§ SUPPLIED DATA
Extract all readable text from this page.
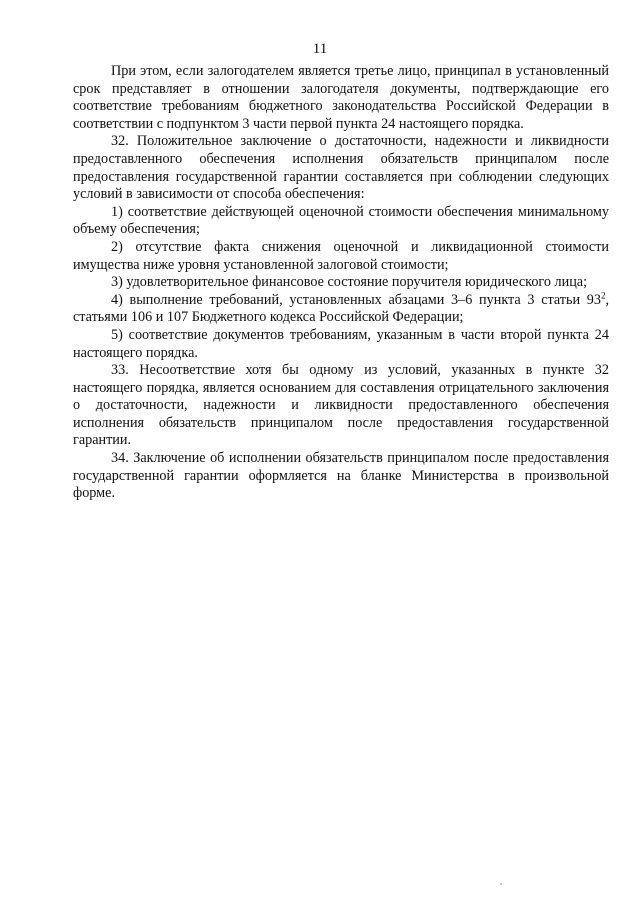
11

При этом, если залогодателем является третье лицо, принципал в установленный срок представляет в отношении залогодателя документы, подтверждающие его соответствие требованиям бюджетного законодательства Российской Федерации в соответствии с подпунктом 3 части первой пункта 24 настоящего порядка.

32. Положительное заключение о достаточности, надежности и ликвидности предоставленного обеспечения исполнения обязательств принципалом после предоставления государственной гарантии составляется при соблюдении следующих условий в зависимости от способа обеспечения:

1) соответствие действующей оценочной стоимости обеспечения минимальному объему обеспечения;

2) отсутствие факта снижения оценочной и ликвидационной стоимости имущества ниже уровня установленной залоговой стоимости;

3) удовлетворительное финансовое состояние поручителя юридического лица;

4) выполнение требований, установленных абзацами 3–6 пункта 3 статьи $93^2$, статьями 106 и 107 Бюджетного кодекса Российской Федерации;

5) соответствие документов требованиям, указанным в части второй пункта 24 настоящего порядка.

33. Несоответствие хотя бы одному из условий, указанных в пункте 32 настоящего порядка, является основанием для составления отрицательного заключения о достаточности, надежности и ликвидности предоставленного обеспечения исполнения обязательств принципалом после предоставления государственной гарантии.

34. Заключение об исполнении обязательств принципалом после предоставления государственной гарантии оформляется на бланке Министерства в произвольной форме.
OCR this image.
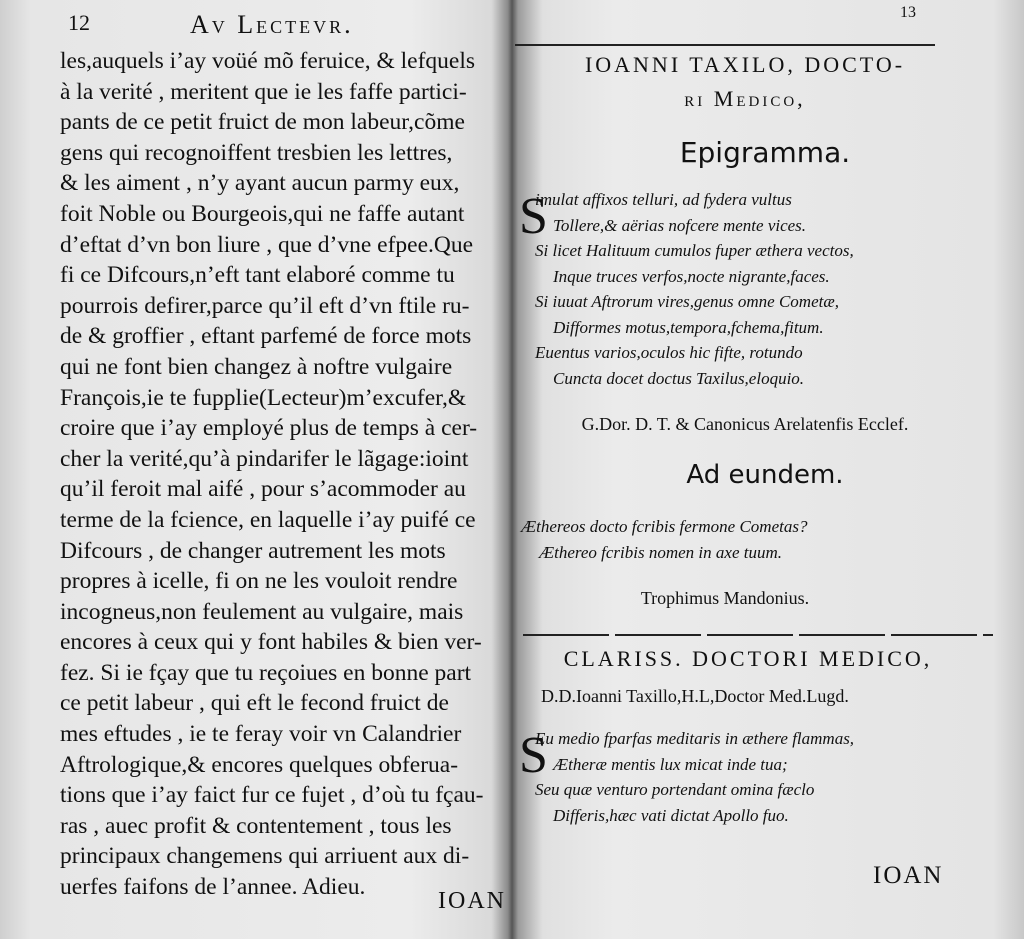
12	Av Lectevr.
les,auquels i’ay voüé mõ feruice, & lefquels
à la verité , meritent que ie les faffe partici-
pants de ce petit fruict de mon labeur,cõme
gens qui recognoiffent tresbien les lettres,
& les aiment , n’y ayant aucun parmy eux,
foit Noble ou Bourgeois,qui ne faffe autant
d’eftat d’vn bon liure , que d’vne efpee.Que
fi ce Difcours,n’eft tant elaboré comme tu
pourrois defirer,parce qu’il eft d’vn ftile ru-
de & groffier , eftant parfemé de force mots
qui ne font bien changez à noftre vulgaire
François,ie te fupplie(Lecteur)m’excufer,&
croire que i’ay employé plus de temps à cer-
cher la verité,qu’à pindarifer le lãgage:ioint
qu’il feroit mal aifé , pour s’acommoder au
terme de la fcience, en laquelle i’ay puifé ce
Difcours , de changer autrement les mots
propres à icelle, fi on ne les vouloit rendre
incogneus,non feulement au vulgaire, mais
encores à ceux qui y font habiles & bien ver-
fez. Si ie fçay que tu reçoiues en bonne part
ce petit labeur , qui eft le fecond fruict de
mes eftudes , ie te feray voir vn Calandrier
Aftrologique,& encores quelques obferua-
tions que i’ay faict fur ce fujet , d’où tu fçau-
ras , auec profit & contentement , tous les
principaux changemens qui arriuent aux di-
uerfes faifons de l’annee. Adieu.
IOAN
13
IOANNI TAXILO, DOCTO-
ri Medico,
Epigramma.
S
imulat affixos telluri, ad fydera vultus
Tollere,& aërias nofcere mente vices.
Si licet Halituum cumulos fuper æthera vectos,
Inque truces verfos,nocte nigrante,faces.
Si iuuat Aftrorum vires,genus omne Cometæ,
Difformes motus,tempora,fchema,fitum.
Euentus varios,oculos hic fifte, rotundo
Cuncta docet doctus Taxilus,eloquio.
G.Dor. D. T. & Canonicus Arelatenfis Ecclef.
Ad eundem.
Æthereos docto fcribis fermone Cometas?
Æthereo fcribis nomen in axe tuum.
Trophimus Mandonius.
CLARISS. DOCTORI MEDICO,
D.D.Ioanni Taxillo,H.L,Doctor Med.Lugd.
S
Eu medio fparfas meditaris in æthere flammas,
Ætheræ mentis lux micat inde tua;
Seu quæ venturo portendant omina fæclo
Differis,hæc vati dictat Apollo fuo.
IOAN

§ EXERCISE OBJECTIVE
Collect the lines of the records that include the string "verité".

§ THE COMPLETED TASK
à la verité , meritent que ie les faffe partici-
cher la verité,qu’à pindarifer le lãgage:ioint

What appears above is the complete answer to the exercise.